• WHAT TO WORK ON:
Output the material beneath exactly, leaving nothing out.

• SUPPLIED RECORDS:
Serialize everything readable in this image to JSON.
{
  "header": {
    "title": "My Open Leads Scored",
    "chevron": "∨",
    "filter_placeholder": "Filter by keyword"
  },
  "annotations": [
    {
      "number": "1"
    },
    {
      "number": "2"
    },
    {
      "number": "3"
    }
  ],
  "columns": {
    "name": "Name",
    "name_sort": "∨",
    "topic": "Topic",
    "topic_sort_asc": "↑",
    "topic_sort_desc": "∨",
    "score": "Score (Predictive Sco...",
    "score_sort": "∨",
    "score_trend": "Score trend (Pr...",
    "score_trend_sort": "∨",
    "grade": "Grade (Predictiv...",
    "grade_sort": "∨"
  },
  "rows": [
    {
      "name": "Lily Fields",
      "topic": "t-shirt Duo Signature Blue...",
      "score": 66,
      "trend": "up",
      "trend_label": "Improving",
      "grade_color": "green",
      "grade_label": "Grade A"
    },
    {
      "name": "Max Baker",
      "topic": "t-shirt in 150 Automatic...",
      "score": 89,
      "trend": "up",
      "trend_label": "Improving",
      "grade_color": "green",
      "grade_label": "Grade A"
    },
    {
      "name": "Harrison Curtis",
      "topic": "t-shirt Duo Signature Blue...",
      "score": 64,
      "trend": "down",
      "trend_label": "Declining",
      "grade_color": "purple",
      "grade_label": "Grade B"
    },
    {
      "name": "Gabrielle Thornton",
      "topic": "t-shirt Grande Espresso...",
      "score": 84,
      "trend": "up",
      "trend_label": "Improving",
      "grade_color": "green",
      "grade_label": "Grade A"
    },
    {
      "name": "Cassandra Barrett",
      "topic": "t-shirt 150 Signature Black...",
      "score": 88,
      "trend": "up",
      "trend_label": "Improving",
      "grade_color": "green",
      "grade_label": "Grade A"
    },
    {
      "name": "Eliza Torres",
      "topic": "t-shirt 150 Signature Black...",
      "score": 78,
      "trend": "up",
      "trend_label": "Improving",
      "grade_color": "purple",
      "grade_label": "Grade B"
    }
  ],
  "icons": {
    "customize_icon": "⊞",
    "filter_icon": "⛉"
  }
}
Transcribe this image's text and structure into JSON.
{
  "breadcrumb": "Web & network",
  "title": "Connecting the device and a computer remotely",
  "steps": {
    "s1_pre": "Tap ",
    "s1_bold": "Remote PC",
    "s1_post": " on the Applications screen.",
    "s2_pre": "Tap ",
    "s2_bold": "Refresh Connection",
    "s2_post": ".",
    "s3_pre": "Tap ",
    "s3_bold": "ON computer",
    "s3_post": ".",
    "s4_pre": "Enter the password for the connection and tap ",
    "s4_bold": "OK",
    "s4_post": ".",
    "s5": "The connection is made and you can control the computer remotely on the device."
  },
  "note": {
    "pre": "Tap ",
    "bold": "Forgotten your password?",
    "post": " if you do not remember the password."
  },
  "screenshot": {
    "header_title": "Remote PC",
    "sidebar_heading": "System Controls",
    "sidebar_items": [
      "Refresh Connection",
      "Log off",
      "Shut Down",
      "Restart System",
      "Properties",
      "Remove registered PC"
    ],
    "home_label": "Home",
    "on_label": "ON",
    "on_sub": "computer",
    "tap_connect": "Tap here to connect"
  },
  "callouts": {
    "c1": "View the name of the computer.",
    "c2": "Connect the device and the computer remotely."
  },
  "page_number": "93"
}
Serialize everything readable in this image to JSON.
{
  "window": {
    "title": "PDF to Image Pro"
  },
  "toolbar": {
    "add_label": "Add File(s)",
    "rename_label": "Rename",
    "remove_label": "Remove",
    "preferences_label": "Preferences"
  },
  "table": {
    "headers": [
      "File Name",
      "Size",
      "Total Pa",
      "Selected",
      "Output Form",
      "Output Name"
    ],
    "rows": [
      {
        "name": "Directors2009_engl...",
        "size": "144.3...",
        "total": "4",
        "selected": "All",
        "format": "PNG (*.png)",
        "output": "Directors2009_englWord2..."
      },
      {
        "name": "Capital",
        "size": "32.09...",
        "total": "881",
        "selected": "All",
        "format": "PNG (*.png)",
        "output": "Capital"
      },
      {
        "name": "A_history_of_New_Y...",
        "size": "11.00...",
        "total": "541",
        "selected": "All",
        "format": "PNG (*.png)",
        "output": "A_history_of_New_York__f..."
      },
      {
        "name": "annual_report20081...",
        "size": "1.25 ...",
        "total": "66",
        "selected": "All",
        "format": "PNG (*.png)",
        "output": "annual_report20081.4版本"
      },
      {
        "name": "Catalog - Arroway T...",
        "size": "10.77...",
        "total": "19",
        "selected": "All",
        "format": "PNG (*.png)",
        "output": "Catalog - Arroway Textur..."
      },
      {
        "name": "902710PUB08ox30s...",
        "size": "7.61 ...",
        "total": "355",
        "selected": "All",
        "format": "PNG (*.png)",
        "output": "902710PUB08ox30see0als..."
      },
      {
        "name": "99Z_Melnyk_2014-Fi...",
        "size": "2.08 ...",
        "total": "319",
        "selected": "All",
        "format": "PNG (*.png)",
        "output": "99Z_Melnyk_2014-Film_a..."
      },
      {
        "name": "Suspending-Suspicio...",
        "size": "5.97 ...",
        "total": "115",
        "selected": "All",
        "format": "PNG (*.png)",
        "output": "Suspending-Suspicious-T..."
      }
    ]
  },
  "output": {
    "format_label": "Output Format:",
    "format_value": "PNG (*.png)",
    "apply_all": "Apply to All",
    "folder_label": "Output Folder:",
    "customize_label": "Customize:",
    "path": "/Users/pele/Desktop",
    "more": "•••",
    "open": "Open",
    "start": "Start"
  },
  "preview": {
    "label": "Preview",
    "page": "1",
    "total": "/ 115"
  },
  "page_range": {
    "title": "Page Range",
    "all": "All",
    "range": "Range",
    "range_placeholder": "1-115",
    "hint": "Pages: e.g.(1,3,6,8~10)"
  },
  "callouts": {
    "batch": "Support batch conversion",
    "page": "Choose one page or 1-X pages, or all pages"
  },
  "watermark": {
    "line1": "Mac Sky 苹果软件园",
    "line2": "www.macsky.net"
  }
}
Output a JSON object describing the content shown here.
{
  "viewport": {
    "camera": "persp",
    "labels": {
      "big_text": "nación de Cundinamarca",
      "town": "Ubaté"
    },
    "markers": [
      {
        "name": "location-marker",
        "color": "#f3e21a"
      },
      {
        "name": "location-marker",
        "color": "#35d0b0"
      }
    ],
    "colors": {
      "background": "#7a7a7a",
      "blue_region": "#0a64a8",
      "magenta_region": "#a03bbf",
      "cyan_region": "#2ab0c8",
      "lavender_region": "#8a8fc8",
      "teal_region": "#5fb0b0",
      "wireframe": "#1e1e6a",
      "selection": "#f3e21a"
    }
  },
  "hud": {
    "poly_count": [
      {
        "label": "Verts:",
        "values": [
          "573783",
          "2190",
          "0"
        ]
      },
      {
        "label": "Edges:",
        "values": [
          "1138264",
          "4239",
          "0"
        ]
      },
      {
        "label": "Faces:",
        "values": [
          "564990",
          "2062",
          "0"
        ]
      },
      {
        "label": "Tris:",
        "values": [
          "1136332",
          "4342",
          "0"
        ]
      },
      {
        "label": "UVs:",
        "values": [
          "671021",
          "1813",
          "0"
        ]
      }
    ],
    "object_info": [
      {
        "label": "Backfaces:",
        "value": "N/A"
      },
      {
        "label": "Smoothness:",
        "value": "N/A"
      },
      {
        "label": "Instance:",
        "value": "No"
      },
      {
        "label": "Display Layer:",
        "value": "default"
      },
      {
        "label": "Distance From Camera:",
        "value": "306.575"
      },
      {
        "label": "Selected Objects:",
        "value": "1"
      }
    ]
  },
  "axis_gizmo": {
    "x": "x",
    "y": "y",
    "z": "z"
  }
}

• ANSWER TO THE PROBLEM:
Serialize everything readable in this image to JSON.
{
  "header": {
    "title": "My Open Leads Scored",
    "chevron": "∨",
    "filter_placeholder": "Filter by keyword"
  },
  "annotations": [
    {
      "number": "1"
    },
    {
      "number": "2"
    },
    {
      "number": "3"
    }
  ],
  "columns": {
    "name": "Name",
    "name_sort": "∨",
    "topic": "Topic",
    "topic_sort_asc": "↑",
    "topic_sort_desc": "∨",
    "score": "Score (Predictive Sco...",
    "score_sort": "∨",
    "score_trend": "Score trend (Pr...",
    "score_trend_sort": "∨",
    "grade": "Grade (Predictiv...",
    "grade_sort": "∨"
  },
  "rows": [
    {
      "name": "Lily Fields",
      "topic": "t-shirt Duo Signature Blue...",
      "score": 66,
      "trend": "up",
      "trend_label": "Improving",
      "grade_color": "green",
      "grade_label": "Grade A"
    },
    {
      "name": "Max Baker",
      "topic": "t-shirt in 150 Automatic...",
      "score": 89,
      "trend": "up",
      "trend_label": "Improving",
      "grade_color": "green",
      "grade_label": "Grade A"
    },
    {
      "name": "Harrison Curtis",
      "topic": "t-shirt Duo Signature Blue...",
      "score": 64,
      "trend": "down",
      "trend_label": "Declining",
      "grade_color": "purple",
      "grade_label": "Grade B"
    },
    {
      "name": "Gabrielle Thornton",
      "topic": "t-shirt Grande Espresso...",
      "score": 84,
      "trend": "up",
      "trend_label": "Improving",
      "grade_color": "green",
      "grade_label": "Grade A"
    },
    {
      "name": "Cassandra Barrett",
      "topic": "t-shirt 150 Signature Black...",
      "score": 88,
      "trend": "up",
      "trend_label": "Improving",
      "grade_color": "green",
      "grade_label": "Grade A"
    },
    {
      "name": "Eliza Torres",
      "topic": "t-shirt 150 Signature Black...",
      "score": 78,
      "trend": "up",
      "trend_label": "Improving",
      "grade_color": "purple",
      "grade_label": "Grade B"
    }
  ],
  "icons": {
    "customize_icon": "⊞",
    "filter_icon": "⛉"
  }
}
Transcribe this image's text and structure into JSON.
{
  "breadcrumb": "Web & network",
  "title": "Connecting the device and a computer remotely",
  "steps": {
    "s1_pre": "Tap ",
    "s1_bold": "Remote PC",
    "s1_post": " on the Applications screen.",
    "s2_pre": "Tap ",
    "s2_bold": "Refresh Connection",
    "s2_post": ".",
    "s3_pre": "Tap ",
    "s3_bold": "ON computer",
    "s3_post": ".",
    "s4_pre": "Enter the password for the connection and tap ",
    "s4_bold": "OK",
    "s4_post": ".",
    "s5": "The connection is made and you can control the computer remotely on the device."
  },
  "note": {
    "pre": "Tap ",
    "bold": "Forgotten your password?",
    "post": " if you do not remember the password."
  },
  "screenshot": {
    "header_title": "Remote PC",
    "sidebar_heading": "System Controls",
    "sidebar_items": [
      "Refresh Connection",
      "Log off",
      "Shut Down",
      "Restart System",
      "Properties",
      "Remove registered PC"
    ],
    "home_label": "Home",
    "on_label": "ON",
    "on_sub": "computer",
    "tap_connect": "Tap here to connect"
  },
  "callouts": {
    "c1": "View the name of the computer.",
    "c2": "Connect the device and the computer remotely."
  },
  "page_number": "93"
}
Serialize everything readable in this image to JSON.
{
  "window": {
    "title": "PDF to Image Pro"
  },
  "toolbar": {
    "add_label": "Add File(s)",
    "rename_label": "Rename",
    "remove_label": "Remove",
    "preferences_label": "Preferences"
  },
  "table": {
    "headers": [
      "File Name",
      "Size",
      "Total Pa",
      "Selected",
      "Output Form",
      "Output Name"
    ],
    "rows": [
      {
        "name": "Directors2009_engl...",
        "size": "144.3...",
        "total": "4",
        "selected": "All",
        "format": "PNG (*.png)",
        "output": "Directors2009_englWord2..."
      },
      {
        "name": "Capital",
        "size": "32.09...",
        "total": "881",
        "selected": "All",
        "format": "PNG (*.png)",
        "output": "Capital"
      },
      {
        "name": "A_history_of_New_Y...",
        "size": "11.00...",
        "total": "541",
        "selected": "All",
        "format": "PNG (*.png)",
        "output": "A_history_of_New_York__f..."
      },
      {
        "name": "annual_report20081...",
        "size": "1.25 ...",
        "total": "66",
        "selected": "All",
        "format": "PNG (*.png)",
        "output": "annual_report20081.4版本"
      },
      {
        "name": "Catalog - Arroway T...",
        "size": "10.77...",
        "total": "19",
        "selected": "All",
        "format": "PNG (*.png)",
        "output": "Catalog - Arroway Textur..."
      },
      {
        "name": "902710PUB08ox30s...",
        "size": "7.61 ...",
        "total": "355",
        "selected": "All",
        "format": "PNG (*.png)",
        "output": "902710PUB08ox30see0als..."
      },
      {
        "name": "99Z_Melnyk_2014-Fi...",
        "size": "2.08 ...",
        "total": "319",
        "selected": "All",
        "format": "PNG (*.png)",
        "output": "99Z_Melnyk_2014-Film_a..."
      },
      {
        "name": "Suspending-Suspicio...",
        "size": "5.97 ...",
        "total": "115",
        "selected": "All",
        "format": "PNG (*.png)",
        "output": "Suspending-Suspicious-T..."
      }
    ]
  },
  "output": {
    "format_label": "Output Format:",
    "format_value": "PNG (*.png)",
    "apply_all": "Apply to All",
    "folder_label": "Output Folder:",
    "customize_label": "Customize:",
    "path": "/Users/pele/Desktop",
    "more": "•••",
    "open": "Open",
    "start": "Start"
  },
  "preview": {
    "label": "Preview",
    "page": "1",
    "total": "/ 115"
  },
  "page_range": {
    "title": "Page Range",
    "all": "All",
    "range": "Range",
    "range_placeholder": "1-115",
    "hint": "Pages: e.g.(1,3,6,8~10)"
  },
  "callouts": {
    "batch": "Support batch conversion",
    "page": "Choose one page or 1-X pages, or all pages"
  },
  "watermark": {
    "line1": "Mac Sky 苹果软件园",
    "line2": "www.macsky.net"
  }
}
Output a JSON object describing the content shown here.
{
  "viewport": {
    "camera": "persp",
    "labels": {
      "big_text": "nación de Cundinamarca",
      "town": "Ubaté"
    },
    "markers": [
      {
        "name": "location-marker",
        "color": "#f3e21a"
      },
      {
        "name": "location-marker",
        "color": "#35d0b0"
      }
    ],
    "colors": {
      "background": "#7a7a7a",
      "blue_region": "#0a64a8",
      "magenta_region": "#a03bbf",
      "cyan_region": "#2ab0c8",
      "lavender_region": "#8a8fc8",
      "teal_region": "#5fb0b0",
      "wireframe": "#1e1e6a",
      "selection": "#f3e21a"
    }
  },
  "hud": {
    "poly_count": [
      {
        "label": "Verts:",
        "values": [
          "573783",
          "2190",
          "0"
        ]
      },
      {
        "label": "Edges:",
        "values": [
          "1138264",
          "4239",
          "0"
        ]
      },
      {
        "label": "Faces:",
        "values": [
          "564990",
          "2062",
          "0"
        ]
      },
      {
        "label": "Tris:",
        "values": [
          "1136332",
          "4342",
          "0"
        ]
      },
      {
        "label": "UVs:",
        "values": [
          "671021",
          "1813",
          "0"
        ]
      }
    ],
    "object_info": [
      {
        "label": "Backfaces:",
        "value": "N/A"
      },
      {
        "label": "Smoothness:",
        "value": "N/A"
      },
      {
        "label": "Instance:",
        "value": "No"
      },
      {
        "label": "Display Layer:",
        "value": "default"
      },
      {
        "label": "Distance From Camera:",
        "value": "306.575"
      },
      {
        "label": "Selected Objects:",
        "value": "1"
      }
    ]
  },
  "axis_gizmo": {
    "x": "x",
    "y": "y",
    "z": "z"
  }
}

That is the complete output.